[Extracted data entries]
[start]

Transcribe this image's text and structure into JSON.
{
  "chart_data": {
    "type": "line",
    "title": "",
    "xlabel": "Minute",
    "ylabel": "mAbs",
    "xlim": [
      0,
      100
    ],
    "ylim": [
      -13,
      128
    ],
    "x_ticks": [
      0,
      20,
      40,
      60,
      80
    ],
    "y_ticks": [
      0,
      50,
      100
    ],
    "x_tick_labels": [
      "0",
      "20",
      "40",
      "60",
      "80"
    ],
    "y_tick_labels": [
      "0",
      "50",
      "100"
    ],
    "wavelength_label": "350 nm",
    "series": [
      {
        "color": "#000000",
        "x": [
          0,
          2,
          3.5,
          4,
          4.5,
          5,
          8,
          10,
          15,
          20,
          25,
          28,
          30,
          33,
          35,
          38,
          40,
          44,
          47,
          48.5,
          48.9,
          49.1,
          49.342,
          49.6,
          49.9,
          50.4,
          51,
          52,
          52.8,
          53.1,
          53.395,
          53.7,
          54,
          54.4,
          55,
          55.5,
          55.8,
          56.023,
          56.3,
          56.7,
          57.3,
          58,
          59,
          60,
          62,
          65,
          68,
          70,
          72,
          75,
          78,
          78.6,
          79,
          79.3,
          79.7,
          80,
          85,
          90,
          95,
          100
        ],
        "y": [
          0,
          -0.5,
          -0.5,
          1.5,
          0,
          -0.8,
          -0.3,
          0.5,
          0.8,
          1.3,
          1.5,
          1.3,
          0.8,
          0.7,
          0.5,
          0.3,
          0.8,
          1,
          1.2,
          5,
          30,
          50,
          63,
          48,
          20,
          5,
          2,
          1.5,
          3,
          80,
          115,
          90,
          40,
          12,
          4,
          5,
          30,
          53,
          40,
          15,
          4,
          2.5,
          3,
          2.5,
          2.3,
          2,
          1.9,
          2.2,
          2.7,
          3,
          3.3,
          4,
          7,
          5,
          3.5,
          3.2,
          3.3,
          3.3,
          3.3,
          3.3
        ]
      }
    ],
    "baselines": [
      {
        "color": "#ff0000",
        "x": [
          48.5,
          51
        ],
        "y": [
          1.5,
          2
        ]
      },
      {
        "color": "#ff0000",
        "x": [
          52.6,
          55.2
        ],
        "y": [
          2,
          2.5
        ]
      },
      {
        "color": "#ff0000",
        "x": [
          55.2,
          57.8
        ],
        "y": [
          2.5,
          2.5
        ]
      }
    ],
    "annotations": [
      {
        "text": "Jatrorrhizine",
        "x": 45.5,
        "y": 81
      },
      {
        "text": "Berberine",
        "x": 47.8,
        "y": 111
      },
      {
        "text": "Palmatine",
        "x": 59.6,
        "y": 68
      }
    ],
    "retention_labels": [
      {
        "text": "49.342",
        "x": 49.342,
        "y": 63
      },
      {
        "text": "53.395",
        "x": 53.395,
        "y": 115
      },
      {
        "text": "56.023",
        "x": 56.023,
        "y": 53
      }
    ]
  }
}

[end]

Task prompt.
Which lines contain "text"? Copy each of them out.

In response.
Transcribe this image's text and structure into JSON.
        "text": "Jatrorrhizine",
        "text": "Berberine",
        "text": "Palmatine",
        "text": "49.342",
        "text": "53.395",
        "text": "56.023",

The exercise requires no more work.